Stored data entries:
BEGIN

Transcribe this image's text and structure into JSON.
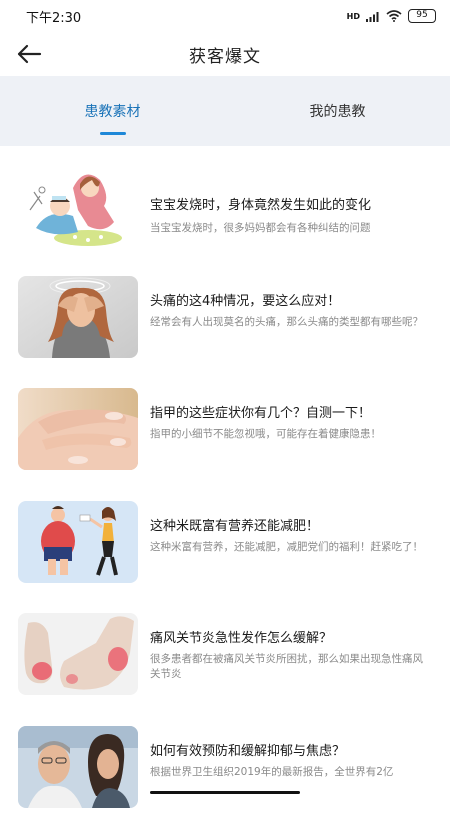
{
  "status_bar": {
    "time": "下午2:30",
    "network": "HD",
    "battery": "95"
  },
  "header": {
    "title": "获客爆文"
  },
  "tabs": [
    {
      "label": "患教素材",
      "active": true
    },
    {
      "label": "我的患教",
      "active": false
    }
  ],
  "articles": [
    {
      "title": "宝宝发烧时，身体竟然发生如此的变化",
      "desc": "当宝宝发烧时，很多妈妈都会有各种纠结的问题",
      "image": "baby-fever-illustration"
    },
    {
      "title": "头痛的这4种情况，要这么应对！",
      "desc": "经常会有人出现莫名的头痛，那么头痛的类型都有哪些呢？",
      "image": "headache-photo"
    },
    {
      "title": "指甲的这些症状你有几个？自测一下！",
      "desc": "指甲的小细节不能忽视哦，可能存在着健康隐患！",
      "image": "fingernail-photo"
    },
    {
      "title": "这种米既富有营养还能减肥！",
      "desc": "这种米富有营养，还能减肥，减肥党们的福利！赶紧吃了！",
      "image": "weight-loss-illustration"
    },
    {
      "title": "痛风关节炎急性发作怎么缓解？",
      "desc": "很多患者都在被痛风关节炎所困扰，那么如果出现急性痛风关节炎",
      "image": "gout-foot-photo"
    },
    {
      "title": "如何有效预防和缓解抑郁与焦虑？",
      "desc": "根据世界卫生组织2019年的最新报告，全世界有2亿",
      "image": "depression-photo"
    }
  ],
  "colors": {
    "accent": "#1e88d8",
    "tab_bg": "#eef1f6"
  }
}
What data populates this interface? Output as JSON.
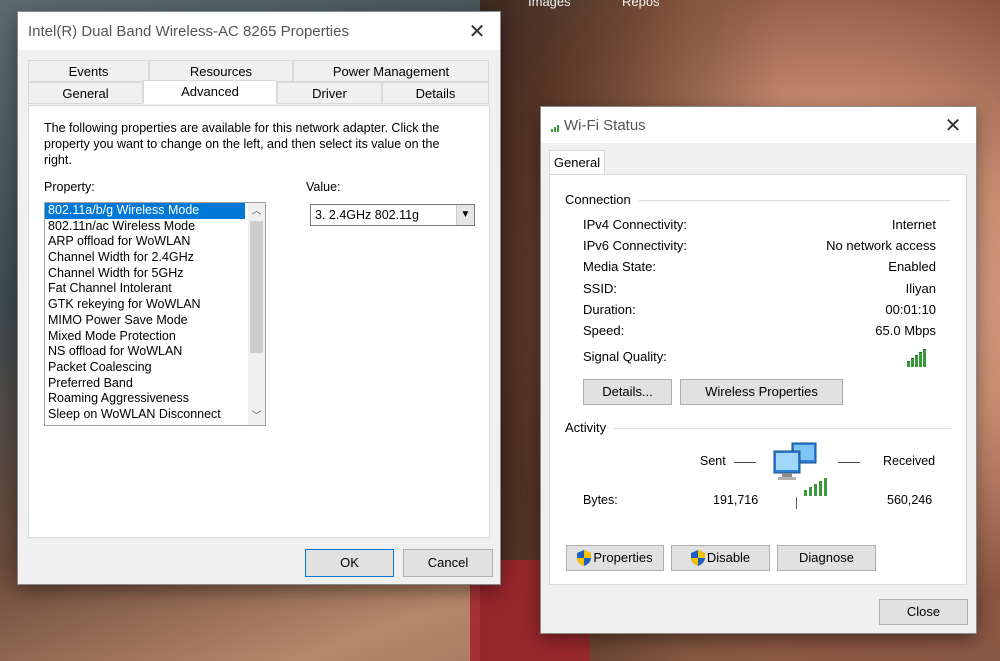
{
  "desktop": {
    "text_left": "Images",
    "text_right": "Repos"
  },
  "props_dialog": {
    "title": "Intel(R) Dual Band Wireless-AC 8265 Properties",
    "tabs_row1": [
      "Events",
      "Resources",
      "Power Management"
    ],
    "tabs_row2": [
      "General",
      "Advanced",
      "Driver",
      "Details"
    ],
    "active_tab": "Advanced",
    "description": "The following properties are available for this network adapter. Click the property you want to change on the left, and then select its value on the right.",
    "property_label": "Property:",
    "value_label": "Value:",
    "properties": [
      "802.11a/b/g Wireless Mode",
      "802.11n/ac Wireless Mode",
      "ARP offload for WoWLAN",
      "Channel Width for 2.4GHz",
      "Channel Width for 5GHz",
      "Fat Channel Intolerant",
      "GTK rekeying for WoWLAN",
      "MIMO Power Save Mode",
      "Mixed Mode Protection",
      "NS offload for WoWLAN",
      "Packet Coalescing",
      "Preferred Band",
      "Roaming Aggressiveness",
      "Sleep on WoWLAN Disconnect"
    ],
    "selected_property": "802.11a/b/g Wireless Mode",
    "selected_value": "3. 2.4GHz 802.11g",
    "ok_label": "OK",
    "cancel_label": "Cancel"
  },
  "wifi_status": {
    "title": "Wi-Fi Status",
    "tab": "General",
    "connection_title": "Connection",
    "connection": [
      {
        "label": "IPv4 Connectivity:",
        "value": "Internet"
      },
      {
        "label": "IPv6 Connectivity:",
        "value": "No network access"
      },
      {
        "label": "Media State:",
        "value": "Enabled"
      },
      {
        "label": "SSID:",
        "value": "Iliyan"
      },
      {
        "label": "Duration:",
        "value": "00:01:10"
      },
      {
        "label": "Speed:",
        "value": "65.0 Mbps"
      }
    ],
    "signal_label": "Signal Quality:",
    "signal_bars": 5,
    "details_label": "Details...",
    "wireless_props_label": "Wireless Properties",
    "activity_title": "Activity",
    "sent_label": "Sent",
    "received_label": "Received",
    "bytes_label": "Bytes:",
    "bytes_sent": "191,716",
    "bytes_received": "560,246",
    "properties_label": "Properties",
    "disable_label": "Disable",
    "diagnose_label": "Diagnose",
    "close_label": "Close"
  },
  "colors": {
    "selection": "#0078d7",
    "signal_green": "#3a9a3a"
  }
}
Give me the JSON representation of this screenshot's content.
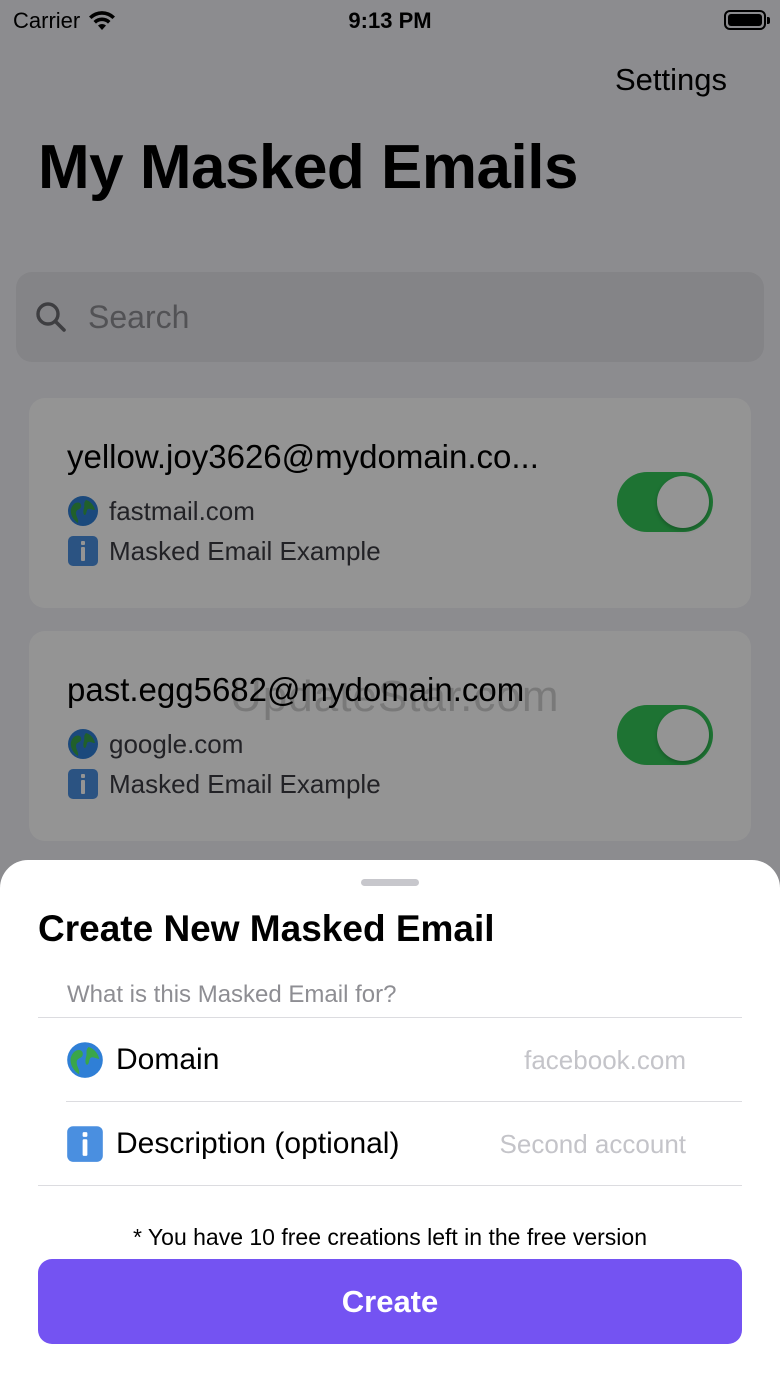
{
  "status_bar": {
    "carrier": "Carrier",
    "time": "9:13 PM",
    "wifi_icon": "wifi-icon",
    "battery_icon": "battery-icon"
  },
  "nav": {
    "settings_label": "Settings",
    "title": "My Masked Emails"
  },
  "search": {
    "placeholder": "Search",
    "icon": "search-icon"
  },
  "emails": [
    {
      "address": "yellow.joy3626@mydomain.co...",
      "domain": "fastmail.com",
      "description": "Masked Email Example",
      "enabled": true
    },
    {
      "address": "past.egg5682@mydomain.com",
      "domain": "google.com",
      "description": "Masked Email Example",
      "enabled": true
    }
  ],
  "watermark": "UpdateStar.com",
  "sheet": {
    "title": "Create New Masked Email",
    "section_header": "What is this Masked Email for?",
    "domain_label": "Domain",
    "domain_placeholder": "facebook.com",
    "description_label": "Description (optional)",
    "description_placeholder": "Second account",
    "free_note": "* You have 10 free creations left in the free version",
    "create_label": "Create"
  },
  "colors": {
    "accent": "#7453f2",
    "toggle_on": "#34c759",
    "globe_blue": "#2f7fd6",
    "globe_green": "#3aa64a",
    "info_blue": "#4a8fe0"
  }
}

END

■ **What is needed**: Filter lines by "Connectivity" and return each hit.

■ **Finished exercise**:
        "label": "IPv4 Connectivity:",
        "label": "IPv6 Connectivity:",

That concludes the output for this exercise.